Work to do: Reproduce every line of the entries below word for word, leaving out the pictures.

Materials provided:
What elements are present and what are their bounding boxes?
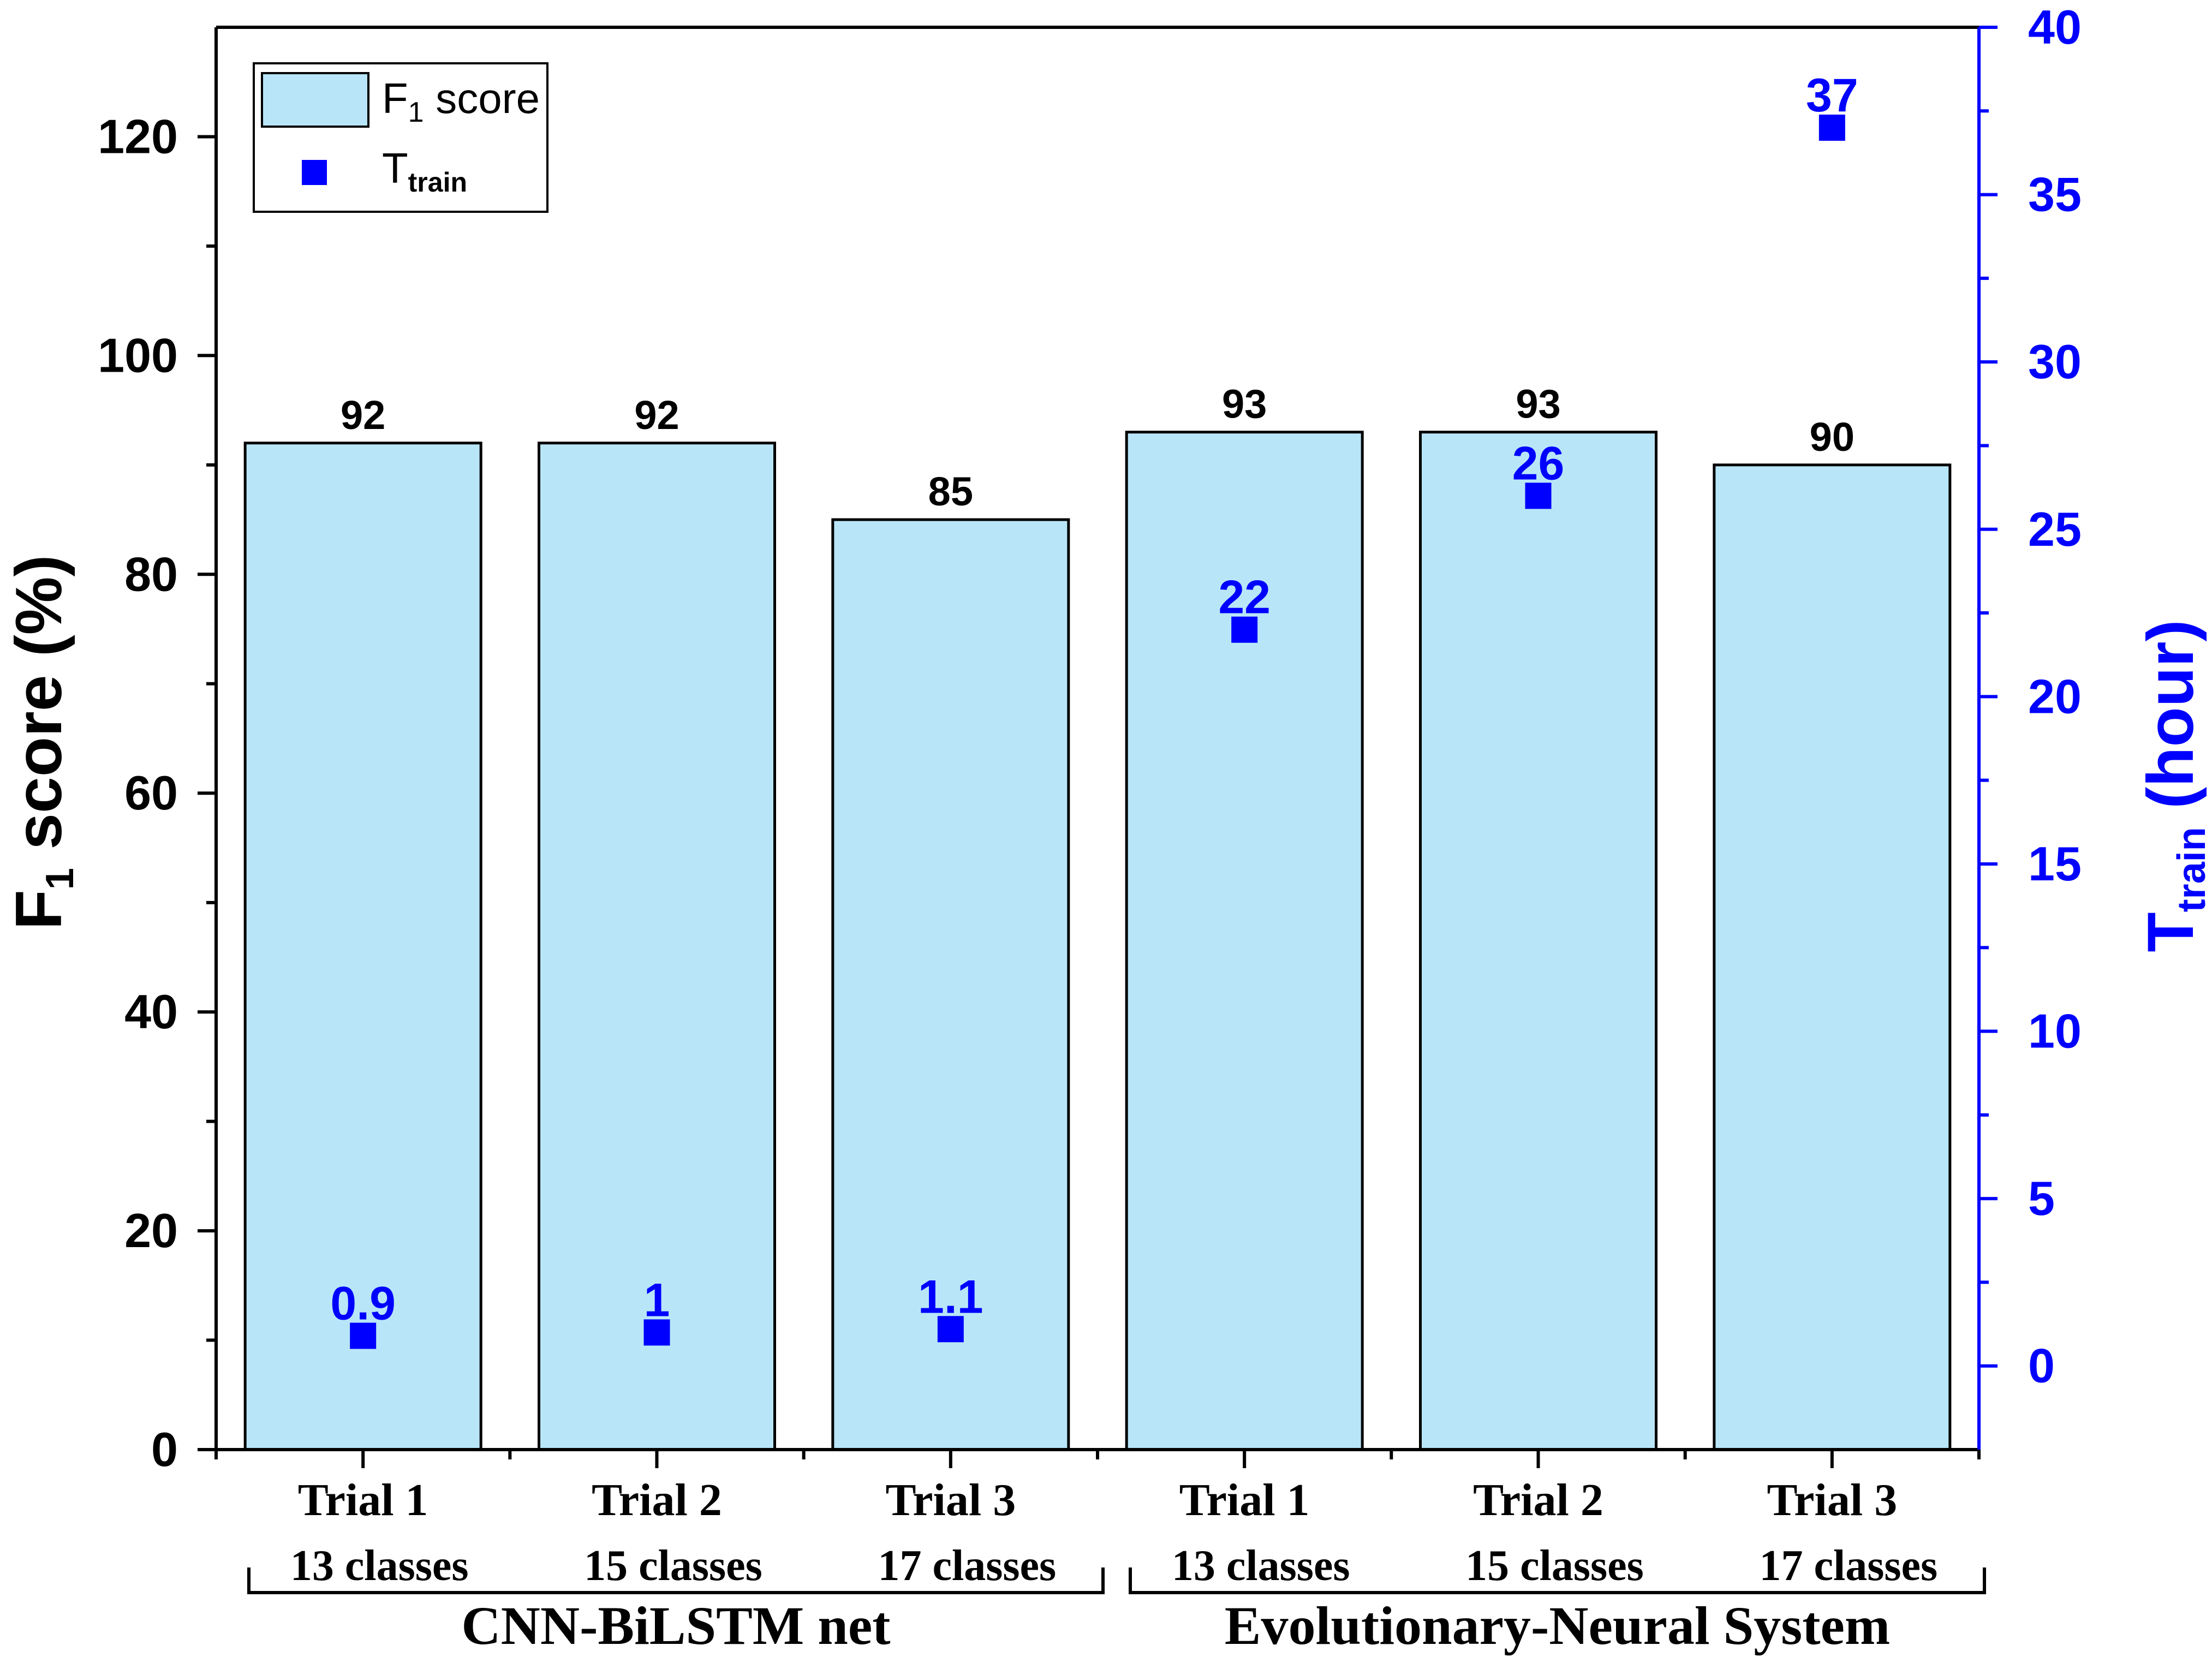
group-bracket	[247, 1567, 1105, 1594]
category-trial-label: Trial 1	[298, 1475, 428, 1525]
bar-value-label: 85	[928, 469, 973, 514]
right-tick-label: 15	[2028, 837, 2082, 891]
category-classes-label: 17 classes	[878, 1542, 1057, 1590]
bar-value-label: 93	[1516, 382, 1560, 427]
left-tick-label: 0	[151, 1422, 178, 1476]
right-tick-label: 35	[2028, 168, 2082, 222]
right-tick-label: 40	[2028, 0, 2082, 54]
group-label: CNN-BiLSTM net	[461, 1595, 890, 1656]
legend-ttrain-label: Ttrain	[382, 144, 467, 198]
category-trial-label: Trial 2	[592, 1475, 722, 1525]
right-tick-label: 20	[2028, 669, 2082, 723]
right-tick-label: 10	[2028, 1004, 2082, 1058]
train-time-point	[937, 1316, 964, 1343]
left-tick-label: 80	[124, 547, 178, 601]
legend: F1 score Ttrain	[253, 62, 548, 213]
legend-point-swatch	[302, 160, 327, 185]
category-trial-label: Trial 2	[1473, 1475, 1603, 1525]
train-time-point	[643, 1319, 670, 1346]
train-time-point	[350, 1322, 377, 1349]
train-time-label: 1.1	[918, 1271, 983, 1323]
right-tick-label: 0	[2028, 1339, 2055, 1393]
category-trial-label: Trial 3	[1767, 1475, 1897, 1525]
left-tick-label: 120	[98, 109, 178, 163]
right-tick-label: 30	[2028, 335, 2082, 389]
right-tick-label: 25	[2028, 502, 2082, 556]
bar-value-label: 93	[1222, 382, 1267, 427]
train-time-label: 26	[1512, 437, 1565, 490]
bar	[1125, 431, 1364, 1451]
right-axis-title: Ttrain (hour)	[2134, 619, 2212, 952]
legend-f1-label: F1 score	[382, 74, 540, 128]
category-classes-label: 15 classes	[584, 1542, 762, 1590]
right-tick-label: 5	[2028, 1171, 2055, 1225]
left-tick-label: 40	[124, 985, 178, 1039]
bar	[243, 442, 482, 1451]
category-trial-label: Trial 3	[885, 1475, 1016, 1525]
left-axis-title: F1 score (%)	[2, 555, 82, 930]
bar	[1713, 463, 1952, 1451]
category-trial-label: Trial 1	[1179, 1475, 1310, 1525]
train-time-label: 0.9	[330, 1278, 396, 1330]
bar-value-label: 92	[634, 392, 679, 438]
bar	[538, 442, 776, 1451]
train-time-point	[1525, 482, 1552, 509]
train-time-point	[1231, 616, 1258, 643]
category-classes-label: 17 classes	[1760, 1542, 1938, 1590]
left-tick-label: 20	[124, 1203, 178, 1257]
category-classes-label: 13 classes	[1172, 1542, 1350, 1590]
train-time-label: 22	[1218, 571, 1271, 624]
train-time-label: 1	[644, 1274, 670, 1326]
category-classes-label: 13 classes	[290, 1542, 469, 1590]
left-tick-label: 60	[124, 766, 178, 820]
bar	[1419, 431, 1657, 1451]
train-time-label: 37	[1806, 69, 1858, 122]
bar	[831, 518, 1070, 1451]
legend-bar-swatch	[261, 72, 369, 128]
bar-value-label: 90	[1810, 414, 1855, 460]
train-time-point	[1819, 114, 1845, 141]
category-classes-label: 15 classes	[1465, 1542, 1644, 1590]
group-bracket	[1129, 1567, 1986, 1594]
left-tick-label: 100	[98, 328, 178, 382]
group-label: Evolutionary-Neural System	[1225, 1595, 1890, 1656]
bar-value-label: 92	[341, 392, 385, 438]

Written answer:
What elements are present and what are their bounding boxes?
group-bracket	[247, 1567, 1105, 1594]
category-trial-label: Trial 1	[298, 1475, 428, 1525]
bar-value-label: 85	[928, 469, 973, 514]
right-tick-label: 15	[2028, 837, 2082, 891]
category-classes-label: 17 classes	[878, 1542, 1057, 1590]
bar-value-label: 93	[1516, 382, 1560, 427]
left-tick-label: 0	[151, 1422, 178, 1476]
right-tick-label: 35	[2028, 168, 2082, 222]
right-tick-label: 40	[2028, 0, 2082, 54]
group-label: CNN-BiLSTM net	[461, 1595, 890, 1656]
legend-ttrain-label: Ttrain	[382, 144, 467, 198]
category-trial-label: Trial 2	[592, 1475, 722, 1525]
right-tick-label: 20	[2028, 669, 2082, 723]
right-tick-label: 10	[2028, 1004, 2082, 1058]
train-time-point	[937, 1316, 964, 1343]
left-tick-label: 80	[124, 547, 178, 601]
legend: F1 score Ttrain	[253, 62, 548, 213]
legend-point-swatch	[302, 160, 327, 185]
category-trial-label: Trial 2	[1473, 1475, 1603, 1525]
train-time-point	[643, 1319, 670, 1346]
train-time-point	[350, 1322, 377, 1349]
train-time-label: 1.1	[918, 1271, 983, 1323]
right-tick-label: 0	[2028, 1339, 2055, 1393]
category-trial-label: Trial 3	[1767, 1475, 1897, 1525]
left-tick-label: 120	[98, 109, 178, 163]
right-tick-label: 30	[2028, 335, 2082, 389]
right-tick-label: 25	[2028, 502, 2082, 556]
bar-value-label: 93	[1222, 382, 1267, 427]
train-time-label: 26	[1512, 437, 1565, 490]
bar	[1125, 431, 1364, 1451]
right-axis-title: Ttrain (hour)	[2134, 619, 2212, 952]
legend-f1-label: F1 score	[382, 74, 540, 128]
category-classes-label: 15 classes	[584, 1542, 762, 1590]
right-tick-label: 5	[2028, 1171, 2055, 1225]
left-tick-label: 40	[124, 985, 178, 1039]
bar	[243, 442, 482, 1451]
category-trial-label: Trial 3	[885, 1475, 1016, 1525]
left-axis-title: F1 score (%)	[2, 555, 82, 930]
bar	[1713, 463, 1952, 1451]
category-trial-label: Trial 1	[1179, 1475, 1310, 1525]
train-time-label: 0.9	[330, 1278, 396, 1330]
bar-value-label: 92	[634, 392, 679, 438]
bar	[538, 442, 776, 1451]
train-time-point	[1525, 482, 1552, 509]
train-time-point	[1231, 616, 1258, 643]
category-classes-label: 17 classes	[1760, 1542, 1938, 1590]
left-tick-label: 20	[124, 1203, 178, 1257]
category-classes-label: 13 classes	[1172, 1542, 1350, 1590]
train-time-label: 22	[1218, 571, 1271, 624]
train-time-label: 1	[644, 1274, 670, 1326]
category-classes-label: 13 classes	[290, 1542, 469, 1590]
left-tick-label: 60	[124, 766, 178, 820]
bar	[1419, 431, 1657, 1451]
train-time-label: 37	[1806, 69, 1858, 122]
bar	[831, 518, 1070, 1451]
legend-bar-swatch	[261, 72, 369, 128]
bar-value-label: 90	[1810, 414, 1855, 460]
train-time-point	[1819, 114, 1845, 141]
category-classes-label: 15 classes	[1465, 1542, 1644, 1590]
group-bracket	[1129, 1567, 1986, 1594]
left-tick-label: 100	[98, 328, 178, 382]
group-label: Evolutionary-Neural System	[1225, 1595, 1890, 1656]
bar-value-label: 92	[341, 392, 385, 438]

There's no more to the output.